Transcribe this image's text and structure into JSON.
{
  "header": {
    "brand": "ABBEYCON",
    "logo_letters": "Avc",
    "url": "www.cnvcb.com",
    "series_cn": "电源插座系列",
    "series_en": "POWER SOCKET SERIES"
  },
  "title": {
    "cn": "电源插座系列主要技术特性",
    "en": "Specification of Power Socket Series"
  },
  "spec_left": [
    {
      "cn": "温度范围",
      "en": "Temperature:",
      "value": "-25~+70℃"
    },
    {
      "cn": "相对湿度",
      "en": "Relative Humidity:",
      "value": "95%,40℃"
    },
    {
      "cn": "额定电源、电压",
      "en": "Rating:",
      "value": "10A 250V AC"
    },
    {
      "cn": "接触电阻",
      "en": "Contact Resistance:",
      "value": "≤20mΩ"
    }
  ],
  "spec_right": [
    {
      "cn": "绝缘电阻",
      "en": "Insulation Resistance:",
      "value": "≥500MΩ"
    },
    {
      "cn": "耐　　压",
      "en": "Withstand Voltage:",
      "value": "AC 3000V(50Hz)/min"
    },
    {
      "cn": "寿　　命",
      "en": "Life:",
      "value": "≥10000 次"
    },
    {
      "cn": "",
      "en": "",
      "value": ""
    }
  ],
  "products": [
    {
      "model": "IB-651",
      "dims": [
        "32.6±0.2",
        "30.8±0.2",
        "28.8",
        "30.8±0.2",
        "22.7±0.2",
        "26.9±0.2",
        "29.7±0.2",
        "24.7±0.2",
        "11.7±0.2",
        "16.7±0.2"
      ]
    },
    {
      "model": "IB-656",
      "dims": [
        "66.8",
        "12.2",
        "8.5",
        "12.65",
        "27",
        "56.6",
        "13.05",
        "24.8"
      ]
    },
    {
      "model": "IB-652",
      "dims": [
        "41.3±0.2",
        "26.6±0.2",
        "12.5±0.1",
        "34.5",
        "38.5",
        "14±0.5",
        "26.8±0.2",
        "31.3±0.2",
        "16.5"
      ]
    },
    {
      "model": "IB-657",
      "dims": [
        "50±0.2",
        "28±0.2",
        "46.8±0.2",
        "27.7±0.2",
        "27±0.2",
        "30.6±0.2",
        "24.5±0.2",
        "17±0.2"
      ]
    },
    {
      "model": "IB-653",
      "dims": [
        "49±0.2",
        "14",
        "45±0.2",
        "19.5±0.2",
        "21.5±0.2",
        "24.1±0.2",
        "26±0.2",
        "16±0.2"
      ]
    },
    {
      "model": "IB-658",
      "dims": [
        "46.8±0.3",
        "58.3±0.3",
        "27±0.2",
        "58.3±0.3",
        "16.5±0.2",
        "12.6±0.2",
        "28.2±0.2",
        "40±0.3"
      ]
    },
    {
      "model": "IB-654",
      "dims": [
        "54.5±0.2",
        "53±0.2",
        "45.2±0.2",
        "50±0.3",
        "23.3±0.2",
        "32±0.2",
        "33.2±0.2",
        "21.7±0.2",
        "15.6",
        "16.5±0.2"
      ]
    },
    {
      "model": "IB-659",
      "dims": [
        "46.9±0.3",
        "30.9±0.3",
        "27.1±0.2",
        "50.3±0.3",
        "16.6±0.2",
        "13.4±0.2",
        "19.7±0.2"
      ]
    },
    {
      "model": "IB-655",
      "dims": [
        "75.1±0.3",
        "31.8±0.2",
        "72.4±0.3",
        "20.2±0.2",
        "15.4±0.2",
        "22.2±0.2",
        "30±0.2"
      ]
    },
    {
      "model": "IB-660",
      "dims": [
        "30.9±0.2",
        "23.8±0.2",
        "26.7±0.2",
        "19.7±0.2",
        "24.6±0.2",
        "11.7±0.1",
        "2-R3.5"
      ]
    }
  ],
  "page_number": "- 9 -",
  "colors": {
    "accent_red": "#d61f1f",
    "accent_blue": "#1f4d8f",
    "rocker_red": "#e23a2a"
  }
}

**What you have to do:** Pull every line containing "model" from the material above.

**Response to the task:**
      "model": "IB-651",
      "model": "IB-656",
      "model": "IB-652",
      "model": "IB-657",
      "model": "IB-653",
      "model": "IB-658",
      "model": "IB-654",
      "model": "IB-659",
      "model": "IB-655",
      "model": "IB-660",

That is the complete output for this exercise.